[Supplied information]
┌────────

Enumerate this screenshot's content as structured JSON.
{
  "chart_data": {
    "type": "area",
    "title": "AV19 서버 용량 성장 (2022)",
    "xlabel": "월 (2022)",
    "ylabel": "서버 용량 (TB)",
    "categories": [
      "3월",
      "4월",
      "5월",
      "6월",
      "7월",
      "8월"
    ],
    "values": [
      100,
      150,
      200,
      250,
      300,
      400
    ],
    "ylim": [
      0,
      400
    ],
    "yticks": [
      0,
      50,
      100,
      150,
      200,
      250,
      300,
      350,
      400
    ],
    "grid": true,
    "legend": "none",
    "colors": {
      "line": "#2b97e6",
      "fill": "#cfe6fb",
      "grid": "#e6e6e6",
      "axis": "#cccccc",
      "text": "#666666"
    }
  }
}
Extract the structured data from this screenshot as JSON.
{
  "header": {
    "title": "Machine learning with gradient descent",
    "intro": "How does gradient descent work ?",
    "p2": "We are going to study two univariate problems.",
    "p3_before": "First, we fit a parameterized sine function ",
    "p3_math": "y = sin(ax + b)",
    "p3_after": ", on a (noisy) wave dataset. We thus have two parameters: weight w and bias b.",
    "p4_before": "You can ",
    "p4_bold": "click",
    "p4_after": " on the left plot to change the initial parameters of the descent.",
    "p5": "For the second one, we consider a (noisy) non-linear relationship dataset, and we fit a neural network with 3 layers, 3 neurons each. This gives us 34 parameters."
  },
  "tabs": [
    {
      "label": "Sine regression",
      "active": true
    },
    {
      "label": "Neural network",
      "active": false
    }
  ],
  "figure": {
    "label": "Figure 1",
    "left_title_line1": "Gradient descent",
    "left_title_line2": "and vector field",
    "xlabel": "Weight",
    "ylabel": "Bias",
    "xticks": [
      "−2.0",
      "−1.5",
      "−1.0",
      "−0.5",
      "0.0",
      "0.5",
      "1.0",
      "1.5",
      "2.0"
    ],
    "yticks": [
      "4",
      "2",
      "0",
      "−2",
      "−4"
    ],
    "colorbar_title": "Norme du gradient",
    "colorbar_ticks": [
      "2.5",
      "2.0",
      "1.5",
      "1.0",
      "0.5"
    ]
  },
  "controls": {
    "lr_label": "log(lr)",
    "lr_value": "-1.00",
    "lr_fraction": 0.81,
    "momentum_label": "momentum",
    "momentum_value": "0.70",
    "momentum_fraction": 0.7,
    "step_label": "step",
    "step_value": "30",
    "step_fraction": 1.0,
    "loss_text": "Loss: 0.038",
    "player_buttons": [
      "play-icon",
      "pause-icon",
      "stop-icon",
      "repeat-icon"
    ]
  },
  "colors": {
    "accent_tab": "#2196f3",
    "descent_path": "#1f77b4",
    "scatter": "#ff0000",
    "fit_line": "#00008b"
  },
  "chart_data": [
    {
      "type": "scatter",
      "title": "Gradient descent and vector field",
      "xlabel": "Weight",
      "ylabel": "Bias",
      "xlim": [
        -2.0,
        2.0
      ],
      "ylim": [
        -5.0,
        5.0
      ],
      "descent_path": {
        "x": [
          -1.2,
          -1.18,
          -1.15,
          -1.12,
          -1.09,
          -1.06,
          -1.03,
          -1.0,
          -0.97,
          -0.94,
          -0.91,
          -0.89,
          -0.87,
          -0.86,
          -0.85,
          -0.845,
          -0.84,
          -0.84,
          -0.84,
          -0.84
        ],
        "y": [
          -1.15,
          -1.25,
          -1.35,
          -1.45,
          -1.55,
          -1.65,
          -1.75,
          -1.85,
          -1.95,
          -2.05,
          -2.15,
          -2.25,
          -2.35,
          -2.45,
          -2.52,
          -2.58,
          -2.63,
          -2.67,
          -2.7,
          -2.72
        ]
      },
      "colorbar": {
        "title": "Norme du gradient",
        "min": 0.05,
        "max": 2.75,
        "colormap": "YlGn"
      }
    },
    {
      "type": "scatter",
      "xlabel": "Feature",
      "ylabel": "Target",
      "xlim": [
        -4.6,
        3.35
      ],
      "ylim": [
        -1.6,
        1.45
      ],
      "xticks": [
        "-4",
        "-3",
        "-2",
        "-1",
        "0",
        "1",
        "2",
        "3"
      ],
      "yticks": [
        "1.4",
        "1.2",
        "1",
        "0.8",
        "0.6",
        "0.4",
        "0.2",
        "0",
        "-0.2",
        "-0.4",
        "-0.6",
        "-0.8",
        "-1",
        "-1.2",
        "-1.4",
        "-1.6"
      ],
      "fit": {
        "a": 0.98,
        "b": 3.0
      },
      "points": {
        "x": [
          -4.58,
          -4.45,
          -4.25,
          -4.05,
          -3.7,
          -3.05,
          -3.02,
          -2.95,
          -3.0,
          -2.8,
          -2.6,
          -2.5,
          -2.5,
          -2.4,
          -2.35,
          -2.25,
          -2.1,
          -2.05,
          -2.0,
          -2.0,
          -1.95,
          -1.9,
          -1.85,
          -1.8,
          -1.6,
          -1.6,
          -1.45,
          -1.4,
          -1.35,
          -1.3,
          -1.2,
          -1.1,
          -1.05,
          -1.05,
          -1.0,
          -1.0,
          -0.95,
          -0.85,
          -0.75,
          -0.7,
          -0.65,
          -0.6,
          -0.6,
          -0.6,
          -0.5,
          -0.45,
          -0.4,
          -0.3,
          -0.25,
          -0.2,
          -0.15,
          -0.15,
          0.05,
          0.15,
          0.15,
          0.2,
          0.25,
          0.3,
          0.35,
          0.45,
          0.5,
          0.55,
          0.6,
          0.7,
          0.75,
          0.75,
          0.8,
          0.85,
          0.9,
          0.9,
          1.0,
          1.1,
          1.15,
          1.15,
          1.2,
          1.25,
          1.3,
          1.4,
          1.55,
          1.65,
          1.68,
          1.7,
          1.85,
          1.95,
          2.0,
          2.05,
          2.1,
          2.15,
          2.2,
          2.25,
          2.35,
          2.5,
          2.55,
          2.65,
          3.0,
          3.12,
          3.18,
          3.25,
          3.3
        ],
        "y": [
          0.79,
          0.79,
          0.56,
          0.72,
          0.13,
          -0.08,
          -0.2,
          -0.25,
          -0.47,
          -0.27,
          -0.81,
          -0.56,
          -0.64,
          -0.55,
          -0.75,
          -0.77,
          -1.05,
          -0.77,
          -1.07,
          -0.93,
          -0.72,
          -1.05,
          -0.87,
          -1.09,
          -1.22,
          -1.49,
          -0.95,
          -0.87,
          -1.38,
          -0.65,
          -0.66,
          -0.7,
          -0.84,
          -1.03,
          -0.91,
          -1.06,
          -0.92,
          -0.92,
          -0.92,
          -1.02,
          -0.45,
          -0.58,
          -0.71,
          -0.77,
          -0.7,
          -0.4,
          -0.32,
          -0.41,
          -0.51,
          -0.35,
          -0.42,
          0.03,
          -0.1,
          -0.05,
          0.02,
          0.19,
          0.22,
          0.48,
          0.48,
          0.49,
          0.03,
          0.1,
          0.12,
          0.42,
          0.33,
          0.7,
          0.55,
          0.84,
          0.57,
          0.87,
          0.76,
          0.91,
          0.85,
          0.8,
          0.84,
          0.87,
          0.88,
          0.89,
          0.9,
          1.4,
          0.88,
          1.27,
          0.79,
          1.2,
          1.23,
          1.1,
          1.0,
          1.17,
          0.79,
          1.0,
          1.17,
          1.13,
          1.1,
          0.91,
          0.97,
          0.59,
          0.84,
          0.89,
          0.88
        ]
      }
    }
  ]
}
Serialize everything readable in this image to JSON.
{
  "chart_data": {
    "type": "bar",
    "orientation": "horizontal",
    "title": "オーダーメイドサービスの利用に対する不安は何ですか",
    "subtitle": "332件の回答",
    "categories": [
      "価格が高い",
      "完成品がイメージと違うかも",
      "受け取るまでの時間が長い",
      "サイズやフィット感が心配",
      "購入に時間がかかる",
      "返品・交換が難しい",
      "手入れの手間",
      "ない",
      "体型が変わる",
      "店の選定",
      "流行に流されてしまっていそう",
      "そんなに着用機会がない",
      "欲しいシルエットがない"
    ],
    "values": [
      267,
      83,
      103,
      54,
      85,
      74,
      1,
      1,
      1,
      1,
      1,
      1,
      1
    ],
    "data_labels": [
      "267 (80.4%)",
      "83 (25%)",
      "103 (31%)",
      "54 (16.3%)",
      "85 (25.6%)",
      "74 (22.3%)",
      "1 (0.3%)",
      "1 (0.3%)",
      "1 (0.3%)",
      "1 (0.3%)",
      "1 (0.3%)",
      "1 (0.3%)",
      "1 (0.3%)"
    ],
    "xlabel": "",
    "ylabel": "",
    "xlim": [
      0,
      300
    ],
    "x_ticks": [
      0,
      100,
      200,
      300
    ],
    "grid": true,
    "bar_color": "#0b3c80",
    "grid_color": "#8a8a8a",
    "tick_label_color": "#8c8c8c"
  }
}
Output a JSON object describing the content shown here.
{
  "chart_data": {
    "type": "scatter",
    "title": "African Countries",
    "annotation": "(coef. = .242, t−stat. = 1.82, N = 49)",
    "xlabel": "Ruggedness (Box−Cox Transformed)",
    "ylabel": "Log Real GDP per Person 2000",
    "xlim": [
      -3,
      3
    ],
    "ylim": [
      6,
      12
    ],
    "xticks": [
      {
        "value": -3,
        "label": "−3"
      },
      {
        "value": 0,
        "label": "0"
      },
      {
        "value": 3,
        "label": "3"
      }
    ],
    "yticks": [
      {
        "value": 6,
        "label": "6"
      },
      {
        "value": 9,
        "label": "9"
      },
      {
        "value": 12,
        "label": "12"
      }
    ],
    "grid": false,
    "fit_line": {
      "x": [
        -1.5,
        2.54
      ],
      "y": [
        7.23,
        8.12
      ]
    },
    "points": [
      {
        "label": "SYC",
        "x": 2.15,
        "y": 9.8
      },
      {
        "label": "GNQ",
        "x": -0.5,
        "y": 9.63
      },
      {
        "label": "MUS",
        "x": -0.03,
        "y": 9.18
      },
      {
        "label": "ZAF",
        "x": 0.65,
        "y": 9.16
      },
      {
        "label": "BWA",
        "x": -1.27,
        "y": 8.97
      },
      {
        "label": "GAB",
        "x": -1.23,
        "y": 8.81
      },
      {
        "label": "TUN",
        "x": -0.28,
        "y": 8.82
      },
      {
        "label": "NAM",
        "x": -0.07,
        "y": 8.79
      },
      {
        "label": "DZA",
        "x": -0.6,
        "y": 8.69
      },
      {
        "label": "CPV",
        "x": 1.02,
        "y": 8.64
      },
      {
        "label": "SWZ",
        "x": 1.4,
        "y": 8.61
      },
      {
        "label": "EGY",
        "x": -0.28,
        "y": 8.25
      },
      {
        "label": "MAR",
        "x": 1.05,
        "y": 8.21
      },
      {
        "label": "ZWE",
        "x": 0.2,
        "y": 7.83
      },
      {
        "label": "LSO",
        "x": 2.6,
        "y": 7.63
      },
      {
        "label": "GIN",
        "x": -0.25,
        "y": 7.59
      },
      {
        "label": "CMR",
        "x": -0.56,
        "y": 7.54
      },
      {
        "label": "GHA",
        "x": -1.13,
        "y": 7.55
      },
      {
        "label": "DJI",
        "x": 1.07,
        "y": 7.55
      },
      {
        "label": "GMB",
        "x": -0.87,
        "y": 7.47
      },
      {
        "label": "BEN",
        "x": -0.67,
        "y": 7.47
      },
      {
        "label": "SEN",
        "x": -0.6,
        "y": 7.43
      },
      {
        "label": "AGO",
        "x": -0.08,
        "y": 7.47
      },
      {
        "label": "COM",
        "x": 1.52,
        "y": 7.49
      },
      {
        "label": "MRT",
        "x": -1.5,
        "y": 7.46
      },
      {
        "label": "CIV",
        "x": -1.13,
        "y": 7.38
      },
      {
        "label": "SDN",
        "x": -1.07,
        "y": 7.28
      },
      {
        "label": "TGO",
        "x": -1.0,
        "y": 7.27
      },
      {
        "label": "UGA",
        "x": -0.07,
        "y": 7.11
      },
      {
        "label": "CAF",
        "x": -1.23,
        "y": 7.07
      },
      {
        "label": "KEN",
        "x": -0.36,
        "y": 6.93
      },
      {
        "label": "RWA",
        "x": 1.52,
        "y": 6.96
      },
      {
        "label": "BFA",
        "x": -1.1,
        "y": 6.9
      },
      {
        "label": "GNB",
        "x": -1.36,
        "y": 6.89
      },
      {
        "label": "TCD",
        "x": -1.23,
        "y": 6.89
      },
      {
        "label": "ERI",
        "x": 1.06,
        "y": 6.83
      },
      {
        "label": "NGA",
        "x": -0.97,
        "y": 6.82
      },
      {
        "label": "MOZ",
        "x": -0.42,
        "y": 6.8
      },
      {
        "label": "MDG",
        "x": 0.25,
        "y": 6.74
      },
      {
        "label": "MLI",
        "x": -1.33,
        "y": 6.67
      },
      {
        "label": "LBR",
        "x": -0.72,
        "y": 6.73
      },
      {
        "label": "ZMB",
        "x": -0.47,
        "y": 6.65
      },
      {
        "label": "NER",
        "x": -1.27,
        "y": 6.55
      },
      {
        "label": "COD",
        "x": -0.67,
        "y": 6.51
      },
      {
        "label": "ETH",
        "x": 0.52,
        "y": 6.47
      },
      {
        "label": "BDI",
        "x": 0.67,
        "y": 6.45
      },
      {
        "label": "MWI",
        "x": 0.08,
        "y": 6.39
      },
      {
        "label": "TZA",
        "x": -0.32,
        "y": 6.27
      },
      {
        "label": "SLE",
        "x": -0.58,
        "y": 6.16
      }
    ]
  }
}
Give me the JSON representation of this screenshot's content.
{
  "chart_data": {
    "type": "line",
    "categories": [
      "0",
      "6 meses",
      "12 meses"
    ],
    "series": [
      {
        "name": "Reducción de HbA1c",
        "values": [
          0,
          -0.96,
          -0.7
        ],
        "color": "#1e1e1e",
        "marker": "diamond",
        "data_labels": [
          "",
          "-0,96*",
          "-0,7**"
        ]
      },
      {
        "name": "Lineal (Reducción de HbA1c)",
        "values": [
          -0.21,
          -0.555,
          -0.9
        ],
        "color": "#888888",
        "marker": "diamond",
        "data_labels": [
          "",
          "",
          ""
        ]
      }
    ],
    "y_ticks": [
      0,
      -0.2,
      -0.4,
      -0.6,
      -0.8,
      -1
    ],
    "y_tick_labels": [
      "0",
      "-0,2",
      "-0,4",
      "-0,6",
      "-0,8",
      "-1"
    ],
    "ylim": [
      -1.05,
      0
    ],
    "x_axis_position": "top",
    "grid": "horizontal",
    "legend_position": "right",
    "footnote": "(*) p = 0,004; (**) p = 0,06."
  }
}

└────────

[Problem to solve] Find how many lines hold the string "horizontal", and state that number alone.

[Reply] 2